__Task details__
Nothing but the lines from the one containing "Give me the" through the last line should be written out, please, exactly as they stand.
━━ Exercise material
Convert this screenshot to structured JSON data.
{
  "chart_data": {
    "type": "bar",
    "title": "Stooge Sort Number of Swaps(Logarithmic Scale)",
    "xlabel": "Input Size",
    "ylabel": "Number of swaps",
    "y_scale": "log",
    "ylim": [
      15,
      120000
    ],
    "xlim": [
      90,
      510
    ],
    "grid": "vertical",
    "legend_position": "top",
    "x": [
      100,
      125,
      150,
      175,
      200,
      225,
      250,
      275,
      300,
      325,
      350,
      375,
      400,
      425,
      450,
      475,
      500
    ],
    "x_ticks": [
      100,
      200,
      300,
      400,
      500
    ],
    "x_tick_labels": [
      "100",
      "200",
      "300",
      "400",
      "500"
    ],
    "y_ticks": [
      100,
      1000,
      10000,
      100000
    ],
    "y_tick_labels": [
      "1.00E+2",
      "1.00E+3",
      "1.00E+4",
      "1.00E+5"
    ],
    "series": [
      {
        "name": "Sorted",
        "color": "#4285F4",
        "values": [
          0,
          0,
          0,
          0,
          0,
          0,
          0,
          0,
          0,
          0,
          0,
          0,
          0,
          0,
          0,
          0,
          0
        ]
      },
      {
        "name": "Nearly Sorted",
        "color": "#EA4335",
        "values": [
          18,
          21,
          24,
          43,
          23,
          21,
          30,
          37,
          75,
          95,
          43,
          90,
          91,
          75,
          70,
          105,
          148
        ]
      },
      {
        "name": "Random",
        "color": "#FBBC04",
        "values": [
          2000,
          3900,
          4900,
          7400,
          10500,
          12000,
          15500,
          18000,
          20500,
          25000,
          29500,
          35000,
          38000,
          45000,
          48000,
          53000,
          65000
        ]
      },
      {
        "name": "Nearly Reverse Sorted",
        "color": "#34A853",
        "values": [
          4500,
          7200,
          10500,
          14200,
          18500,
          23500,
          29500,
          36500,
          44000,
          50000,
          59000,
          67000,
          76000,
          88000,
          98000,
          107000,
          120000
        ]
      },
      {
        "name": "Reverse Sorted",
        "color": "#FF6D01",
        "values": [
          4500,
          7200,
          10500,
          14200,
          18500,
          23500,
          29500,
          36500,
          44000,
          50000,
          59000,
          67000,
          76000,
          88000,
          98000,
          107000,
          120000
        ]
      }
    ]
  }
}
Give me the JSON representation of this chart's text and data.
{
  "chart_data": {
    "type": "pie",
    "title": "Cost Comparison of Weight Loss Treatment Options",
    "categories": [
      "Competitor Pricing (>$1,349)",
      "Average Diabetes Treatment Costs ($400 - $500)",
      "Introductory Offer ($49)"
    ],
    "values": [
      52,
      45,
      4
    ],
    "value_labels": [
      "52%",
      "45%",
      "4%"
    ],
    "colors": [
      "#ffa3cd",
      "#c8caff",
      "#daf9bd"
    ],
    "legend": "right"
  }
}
━━━━
__Exercise output__
Give me the JSON representation of this chart's text and data.
{
  "chart_data": {
    "type": "pie",
    "title": "Cost Comparison of Weight Loss Treatment Options",
    "categories": [
      "Competitor Pricing (>$1,349)",
      "Average Diabetes Treatment Costs ($400 - $500)",
      "Introductory Offer ($49)"
    ],
    "values": [
      52,
      45,
      4
    ],
    "value_labels": [
      "52%",
      "45%",
      "4%"
    ],
    "colors": [
      "#ffa3cd",
      "#c8caff",
      "#daf9bd"
    ],
    "legend": "right"
  }
}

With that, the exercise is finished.